- To be done
Rewrite every line in each of the rows below as a numbered list, leaving out any blank lines.

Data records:
■ ■ ■ ■ ■

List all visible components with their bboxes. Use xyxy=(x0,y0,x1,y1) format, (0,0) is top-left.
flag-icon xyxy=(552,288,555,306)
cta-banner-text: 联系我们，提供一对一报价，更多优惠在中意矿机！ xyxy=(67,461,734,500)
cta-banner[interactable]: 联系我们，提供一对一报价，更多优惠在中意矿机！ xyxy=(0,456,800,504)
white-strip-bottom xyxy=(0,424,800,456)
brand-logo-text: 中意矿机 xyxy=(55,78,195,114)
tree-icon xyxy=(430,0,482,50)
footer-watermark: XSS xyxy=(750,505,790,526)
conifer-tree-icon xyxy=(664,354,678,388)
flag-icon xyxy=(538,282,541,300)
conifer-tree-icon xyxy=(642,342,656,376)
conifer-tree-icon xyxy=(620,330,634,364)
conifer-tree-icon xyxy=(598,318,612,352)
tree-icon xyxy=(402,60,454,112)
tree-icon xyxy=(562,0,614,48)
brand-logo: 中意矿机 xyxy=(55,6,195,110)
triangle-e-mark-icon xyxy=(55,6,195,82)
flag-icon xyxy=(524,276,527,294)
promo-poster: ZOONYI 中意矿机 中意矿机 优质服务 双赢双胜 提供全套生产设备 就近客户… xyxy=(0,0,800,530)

■ ■ ■ ■ ■

- Task solution
1. List all visible components with their bboxes. Use xyxy=(x0,y0,x1,y1) format, (0,0) is top-left.
2. flag-icon xyxy=(552,288,555,306)
3. cta-banner-text: 联系我们，提供一对一报价，更多优惠在中意矿机！ xyxy=(67,461,734,500)
4. cta-banner[interactable]: 联系我们，提供一对一报价，更多优惠在中意矿机！ xyxy=(0,456,800,504)
5. white-strip-bottom xyxy=(0,424,800,456)
6. brand-logo-text: 中意矿机 xyxy=(55,78,195,114)
7. tree-icon xyxy=(430,0,482,50)
8. footer-watermark: XSS xyxy=(750,505,790,526)
9. conifer-tree-icon xyxy=(664,354,678,388)
10. flag-icon xyxy=(538,282,541,300)
11. conifer-tree-icon xyxy=(642,342,656,376)
12. conifer-tree-icon xyxy=(620,330,634,364)
13. conifer-tree-icon xyxy=(598,318,612,352)
14. tree-icon xyxy=(402,60,454,112)
15. tree-icon xyxy=(562,0,614,48)
16. brand-logo: 中意矿机 xyxy=(55,6,195,110)
17. triangle-e-mark-icon xyxy=(55,6,195,82)
18. flag-icon xyxy=(524,276,527,294)
19. promo-poster: ZOONYI 中意矿机 中意矿机 优质服务 双赢双胜 提供全套生产设备 就近客户… xyxy=(0,0,800,530)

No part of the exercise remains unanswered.